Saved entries
● ● ●

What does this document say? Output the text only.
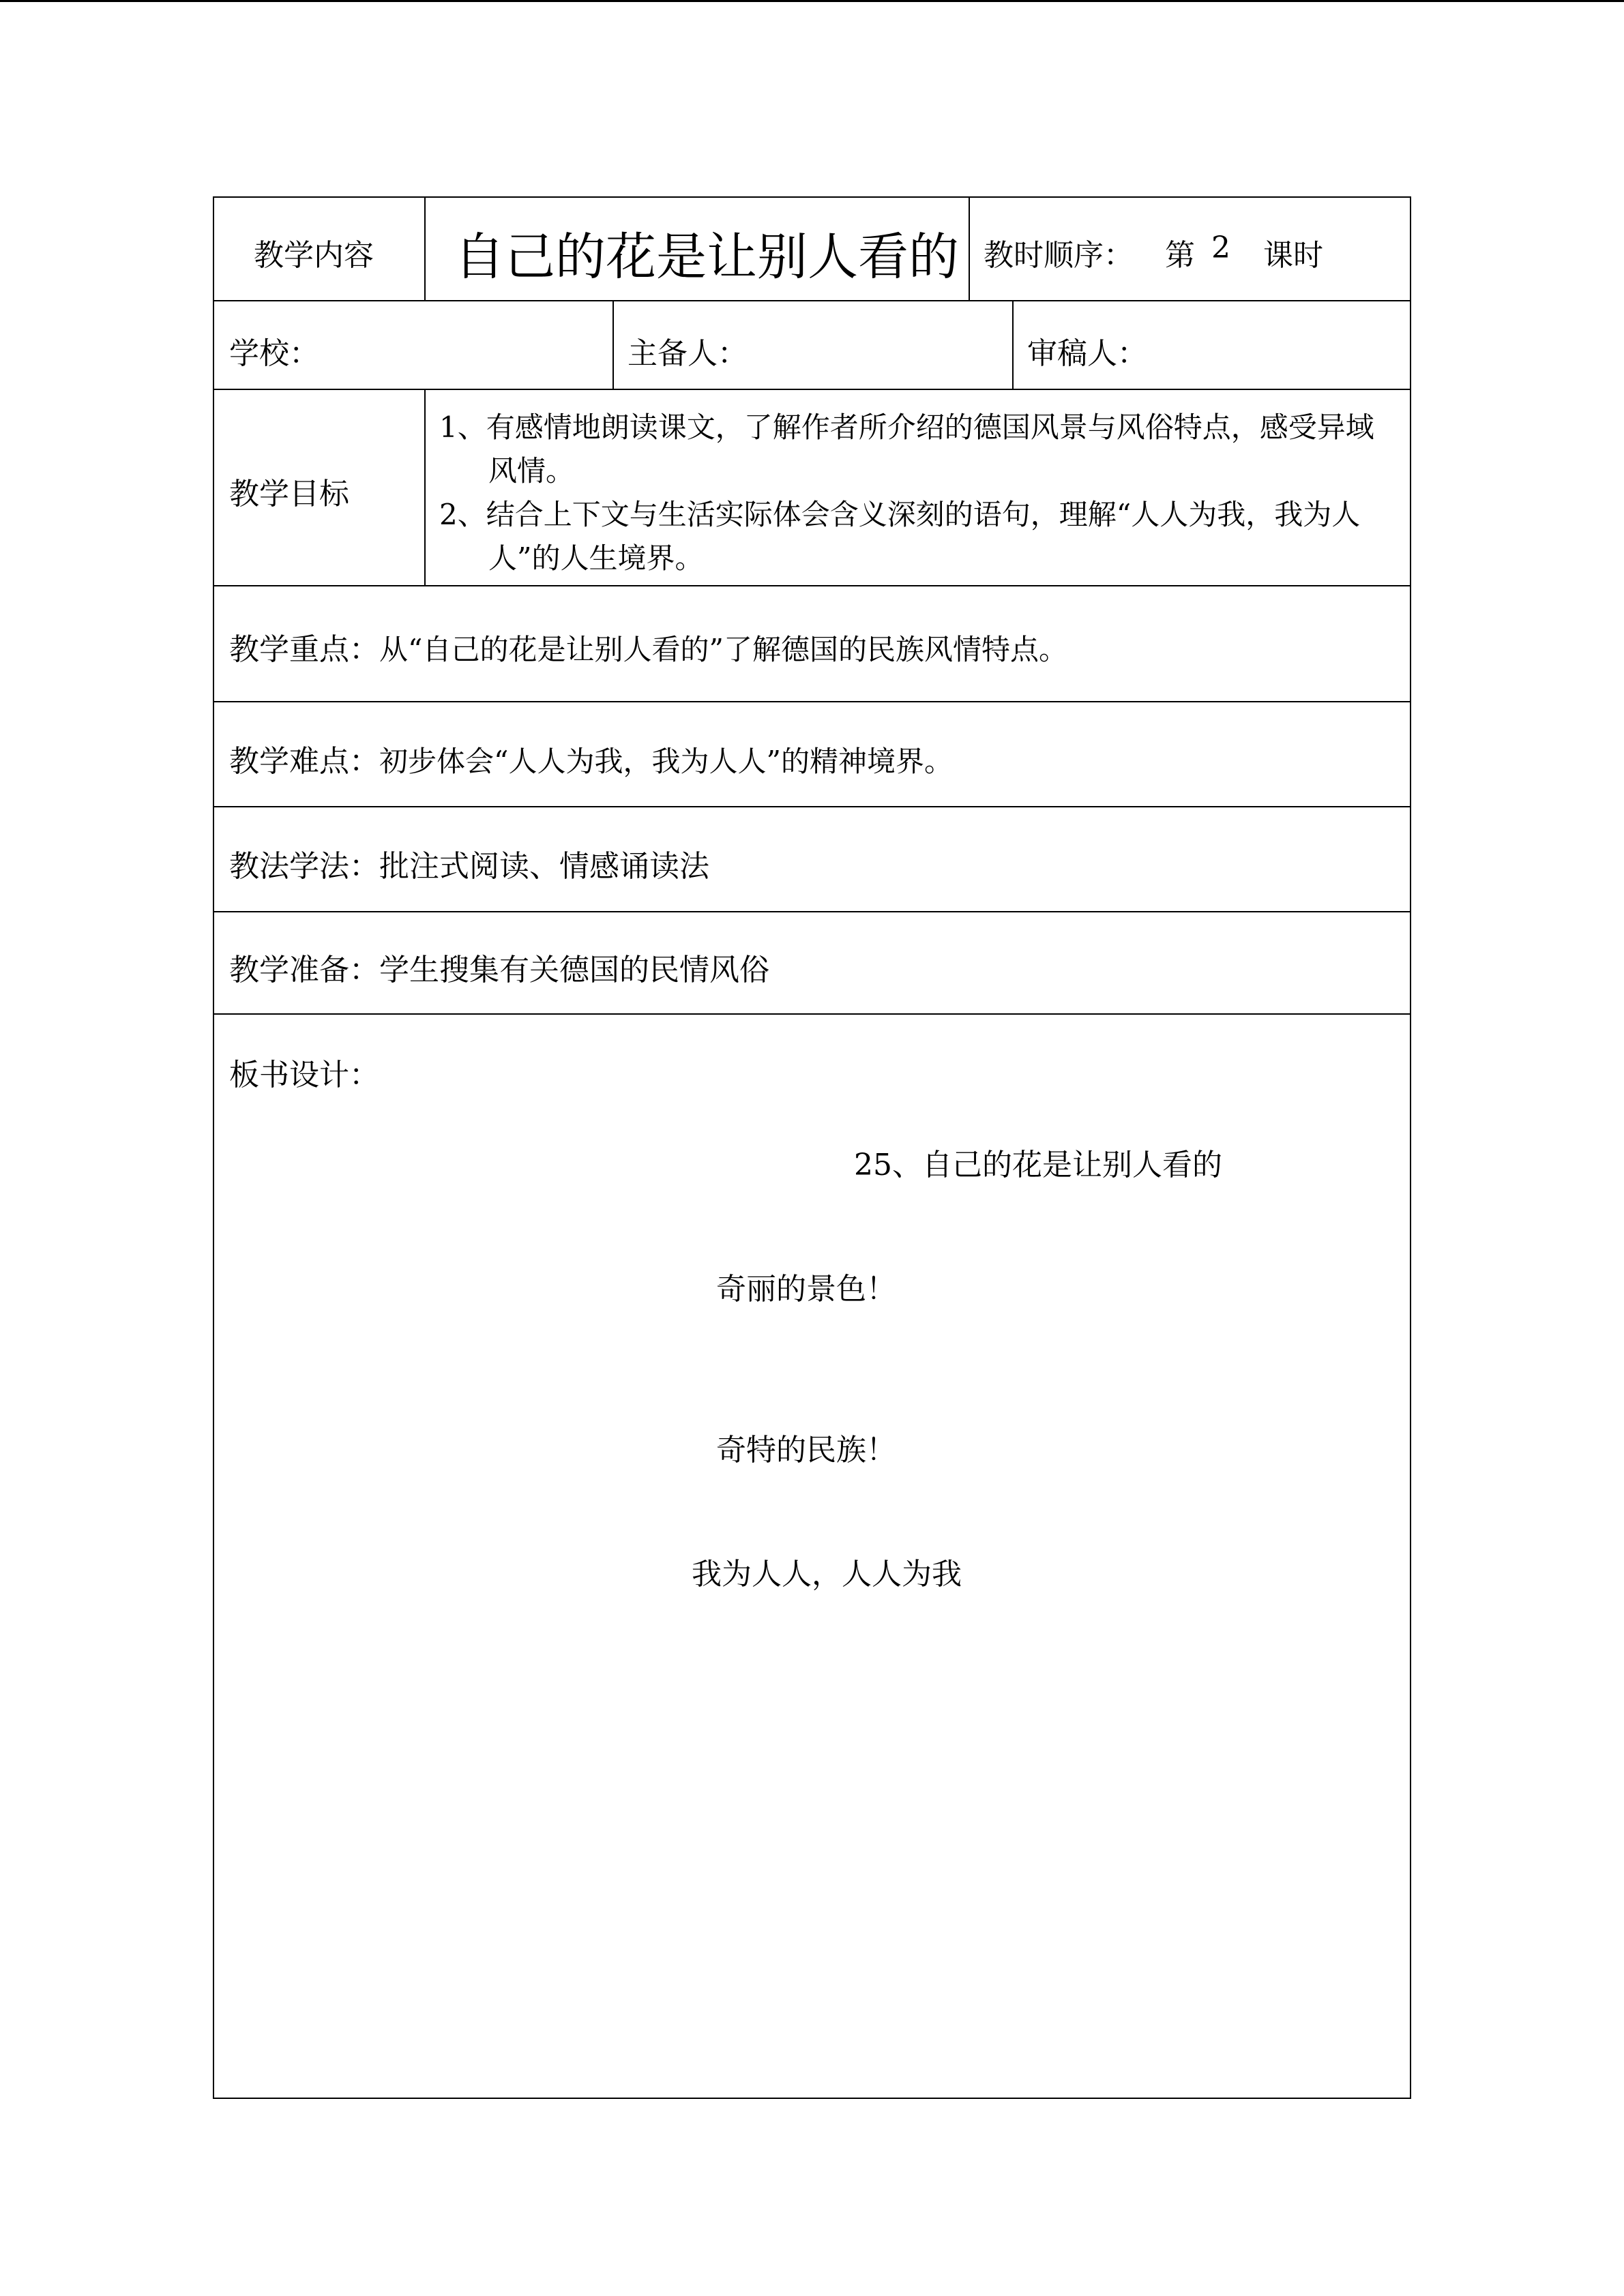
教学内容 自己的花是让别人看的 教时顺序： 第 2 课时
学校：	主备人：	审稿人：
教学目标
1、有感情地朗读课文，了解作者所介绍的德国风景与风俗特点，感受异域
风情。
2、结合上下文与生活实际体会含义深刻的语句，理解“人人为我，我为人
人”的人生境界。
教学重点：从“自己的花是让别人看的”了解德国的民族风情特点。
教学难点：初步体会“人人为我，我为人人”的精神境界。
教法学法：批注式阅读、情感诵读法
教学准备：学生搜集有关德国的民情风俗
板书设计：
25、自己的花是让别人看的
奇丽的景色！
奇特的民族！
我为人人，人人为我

● ● ●

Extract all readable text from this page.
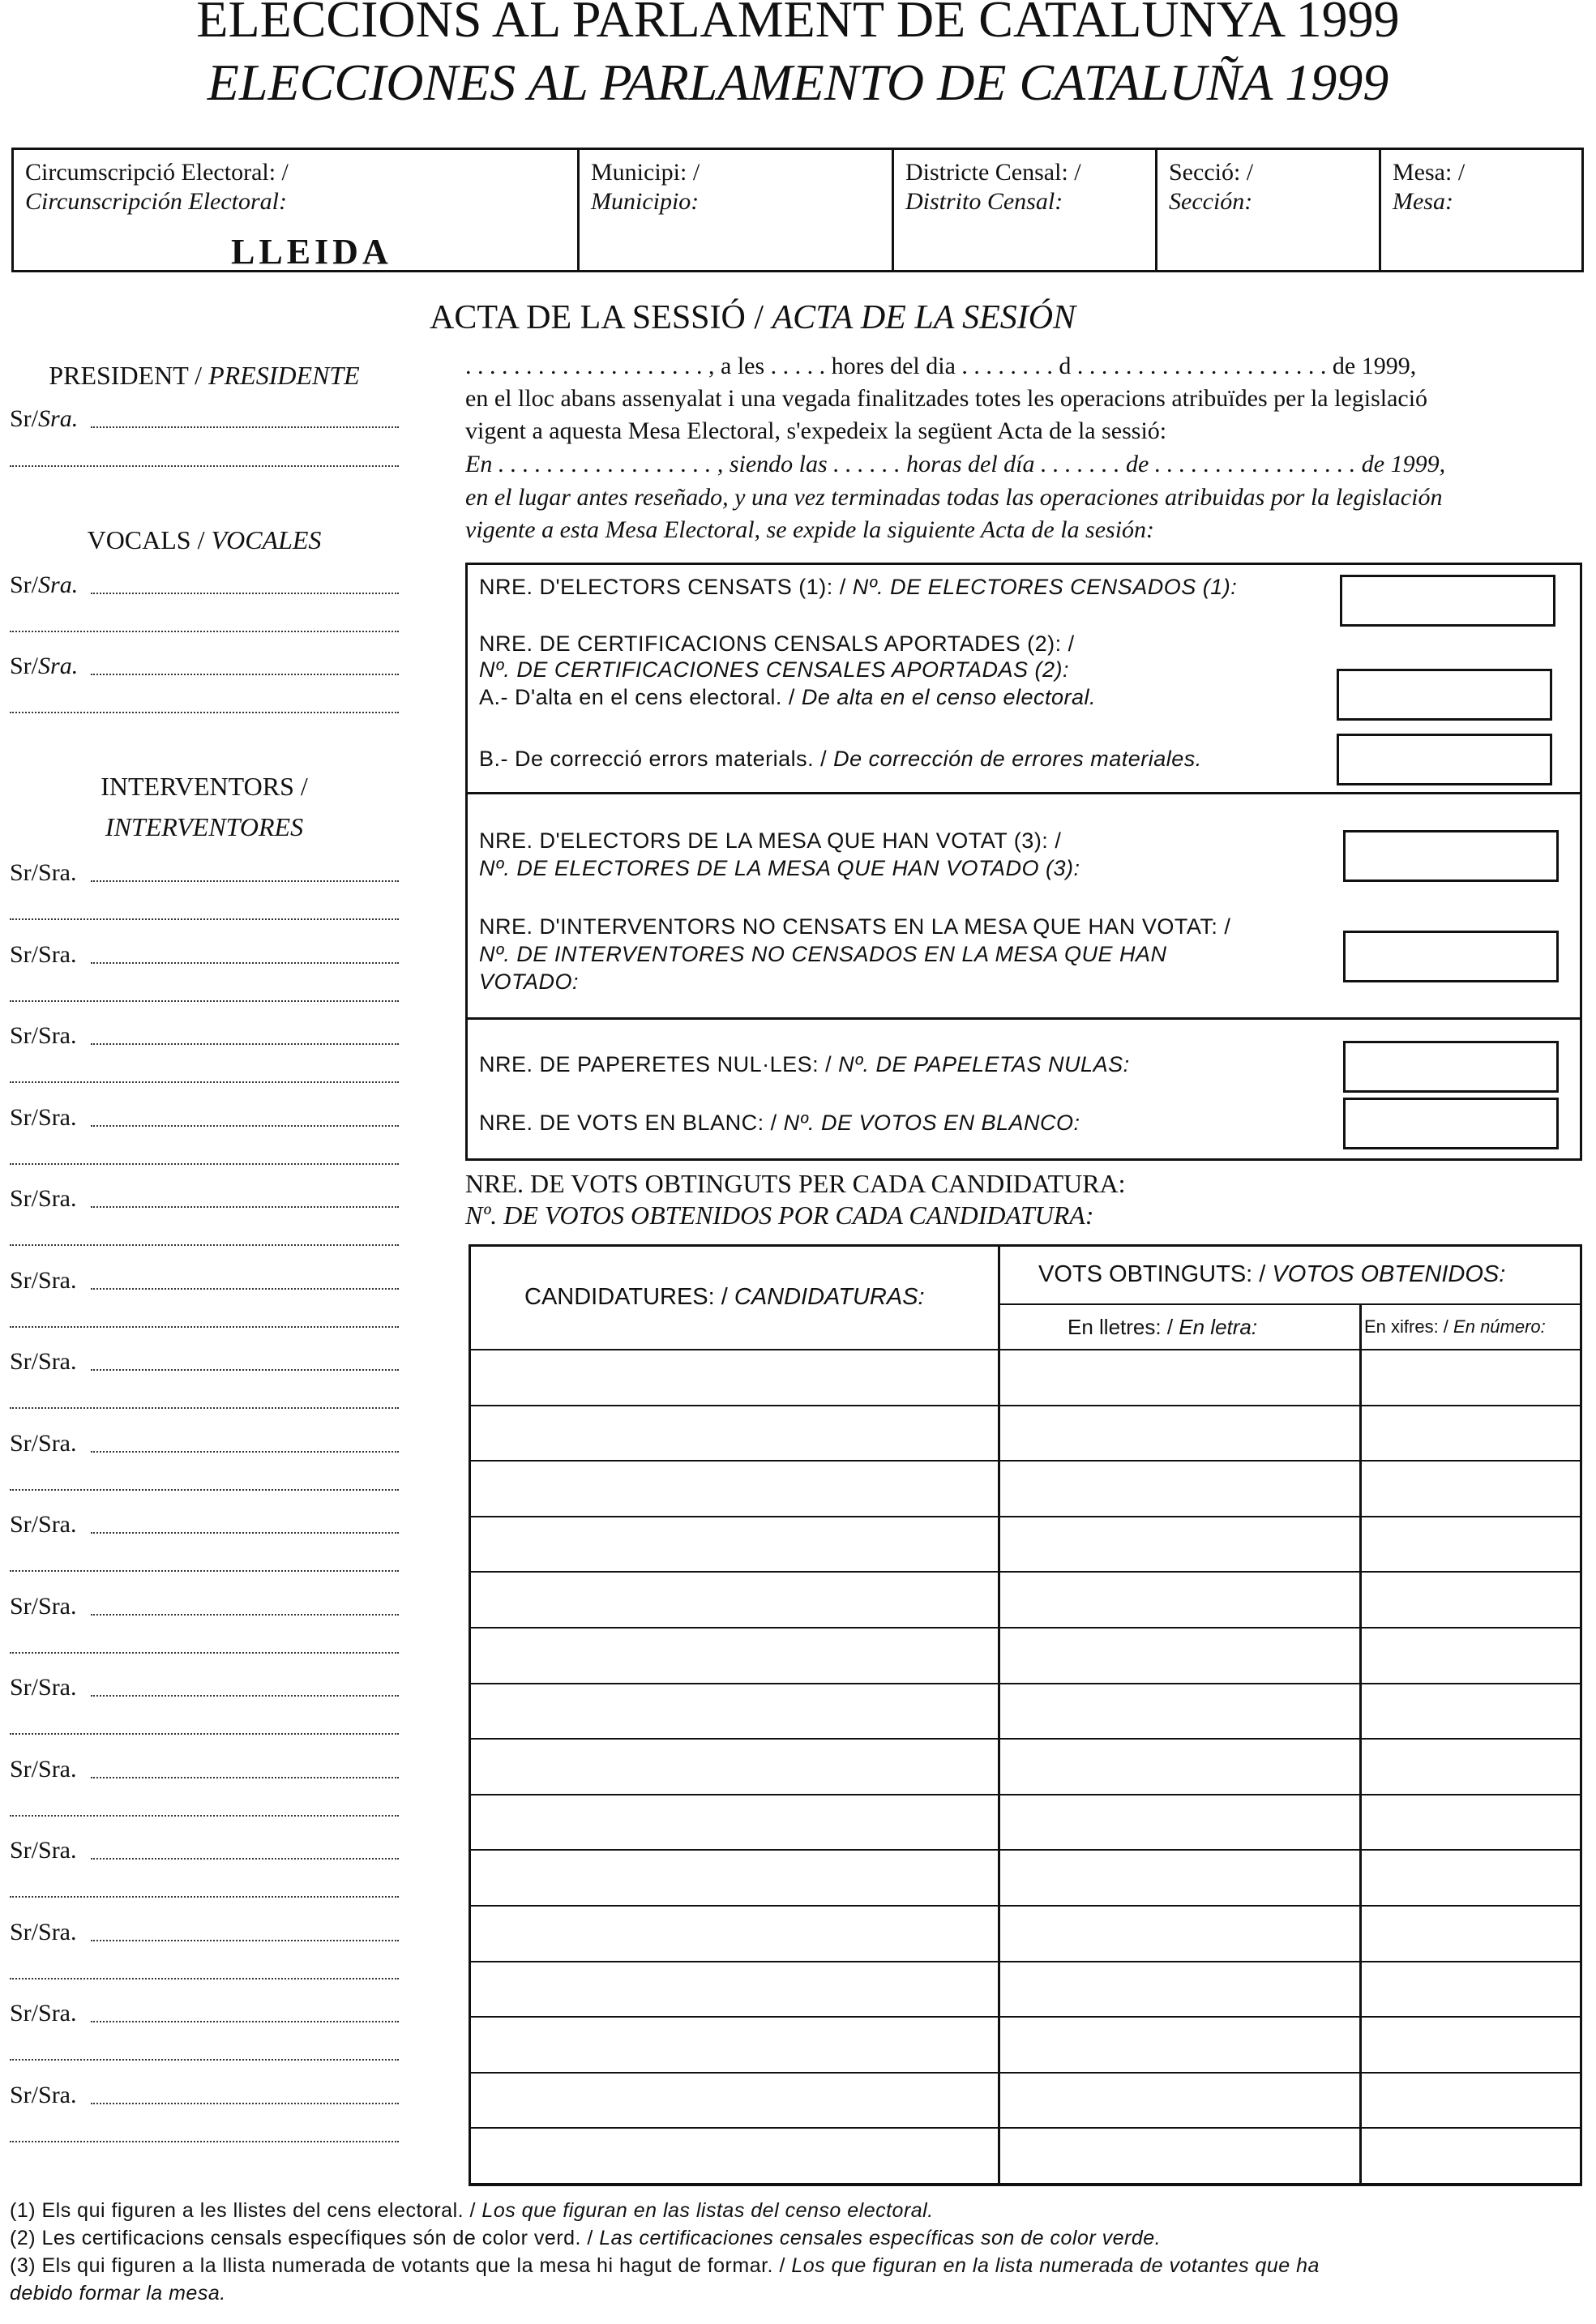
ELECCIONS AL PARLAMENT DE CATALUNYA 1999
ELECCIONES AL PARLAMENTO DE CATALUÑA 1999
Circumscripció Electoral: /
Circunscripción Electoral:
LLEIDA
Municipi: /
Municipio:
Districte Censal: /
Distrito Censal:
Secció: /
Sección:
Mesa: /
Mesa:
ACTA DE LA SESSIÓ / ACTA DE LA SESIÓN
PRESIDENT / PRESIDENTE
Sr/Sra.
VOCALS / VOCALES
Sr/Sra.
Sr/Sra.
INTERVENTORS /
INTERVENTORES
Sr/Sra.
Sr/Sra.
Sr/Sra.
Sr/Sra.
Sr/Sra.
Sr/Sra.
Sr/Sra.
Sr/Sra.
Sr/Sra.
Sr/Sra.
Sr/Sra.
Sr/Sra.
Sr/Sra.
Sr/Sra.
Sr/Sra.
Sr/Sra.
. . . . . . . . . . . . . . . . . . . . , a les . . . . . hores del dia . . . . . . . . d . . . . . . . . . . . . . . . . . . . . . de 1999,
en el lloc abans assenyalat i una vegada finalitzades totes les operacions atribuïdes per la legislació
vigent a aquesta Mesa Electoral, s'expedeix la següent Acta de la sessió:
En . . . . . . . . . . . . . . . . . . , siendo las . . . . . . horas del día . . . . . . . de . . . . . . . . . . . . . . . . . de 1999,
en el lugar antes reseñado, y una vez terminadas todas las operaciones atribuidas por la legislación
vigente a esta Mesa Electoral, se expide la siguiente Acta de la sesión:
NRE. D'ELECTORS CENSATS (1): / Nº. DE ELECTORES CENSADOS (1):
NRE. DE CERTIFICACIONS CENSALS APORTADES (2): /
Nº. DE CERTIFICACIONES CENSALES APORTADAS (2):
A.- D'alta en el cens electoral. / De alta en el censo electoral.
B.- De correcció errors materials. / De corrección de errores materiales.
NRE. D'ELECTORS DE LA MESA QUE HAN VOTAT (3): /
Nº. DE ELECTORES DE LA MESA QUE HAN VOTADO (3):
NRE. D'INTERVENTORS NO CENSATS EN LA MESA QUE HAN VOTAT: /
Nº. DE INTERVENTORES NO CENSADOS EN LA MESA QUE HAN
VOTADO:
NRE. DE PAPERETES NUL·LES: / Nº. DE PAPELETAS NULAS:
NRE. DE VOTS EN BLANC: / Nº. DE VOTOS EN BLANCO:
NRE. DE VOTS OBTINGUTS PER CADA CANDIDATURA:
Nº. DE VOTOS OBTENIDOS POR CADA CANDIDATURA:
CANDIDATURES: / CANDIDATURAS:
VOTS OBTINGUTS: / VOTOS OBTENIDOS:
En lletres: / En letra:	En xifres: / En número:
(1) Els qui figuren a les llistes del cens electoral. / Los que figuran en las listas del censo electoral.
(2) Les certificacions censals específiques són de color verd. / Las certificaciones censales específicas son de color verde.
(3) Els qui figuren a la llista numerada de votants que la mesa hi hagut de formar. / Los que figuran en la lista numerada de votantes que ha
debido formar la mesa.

● ● ●

Select all lines in the listing that include the word "VOTOS".

NRE. DE VOTS EN BLANC: / Nº. DE VOTOS EN BLANCO:
Nº. DE VOTOS OBTENIDOS POR CADA CANDIDATURA:
VOTS OBTINGUTS: / VOTOS OBTENIDOS:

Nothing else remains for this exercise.